───── Record extracts ─────

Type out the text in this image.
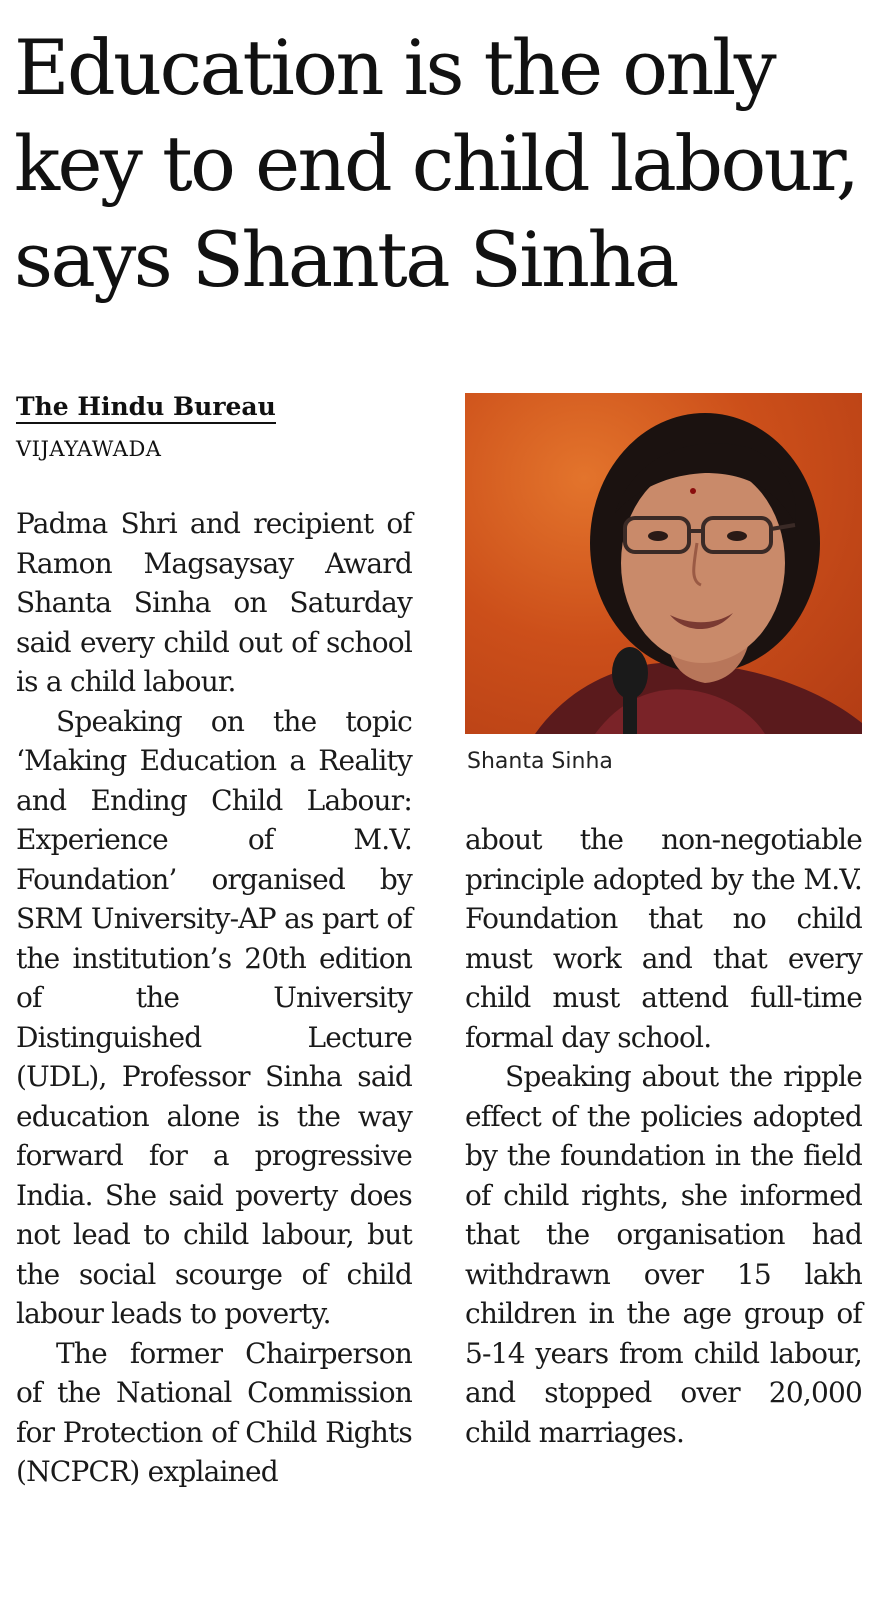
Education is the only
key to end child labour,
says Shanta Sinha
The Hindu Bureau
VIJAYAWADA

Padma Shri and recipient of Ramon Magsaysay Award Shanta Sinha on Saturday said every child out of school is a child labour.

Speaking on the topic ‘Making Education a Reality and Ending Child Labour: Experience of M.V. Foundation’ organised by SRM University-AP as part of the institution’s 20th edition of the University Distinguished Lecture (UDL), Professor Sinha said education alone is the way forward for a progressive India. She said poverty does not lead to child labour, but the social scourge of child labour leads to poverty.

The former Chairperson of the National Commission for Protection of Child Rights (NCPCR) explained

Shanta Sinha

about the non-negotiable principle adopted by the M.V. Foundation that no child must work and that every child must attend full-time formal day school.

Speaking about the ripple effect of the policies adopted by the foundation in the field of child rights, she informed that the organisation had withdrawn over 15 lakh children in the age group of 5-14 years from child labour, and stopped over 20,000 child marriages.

─────

= Exercise directions =
Reproduce the full material exactly, excluding the pictures.

= Output of the task =
Type out the text in this image.
Education is the only
key to end child labour,
says Shanta Sinha
The Hindu Bureau
VIJAYAWADA

Padma Shri and recipient of Ramon Magsaysay Award Shanta Sinha on Saturday said every child out of school is a child labour.

Speaking on the topic ‘Making Education a Reality and Ending Child Labour: Experience of M.V. Foundation’ organised by SRM University-AP as part of the institution’s 20th edition of the University Distinguished Lecture (UDL), Professor Sinha said education alone is the way forward for a progressive India. She said poverty does not lead to child labour, but the social scourge of child labour leads to poverty.

The former Chairperson of the National Commission for Protection of Child Rights (NCPCR) explained

Shanta Sinha

about the non-negotiable principle adopted by the M.V. Foundation that no child must work and that every child must attend full-time formal day school.

Speaking about the ripple effect of the policies adopted by the foundation in the field of child rights, she informed that the organisation had withdrawn over 15 lakh children in the age group of 5-14 years from child labour, and stopped over 20,000 child marriages.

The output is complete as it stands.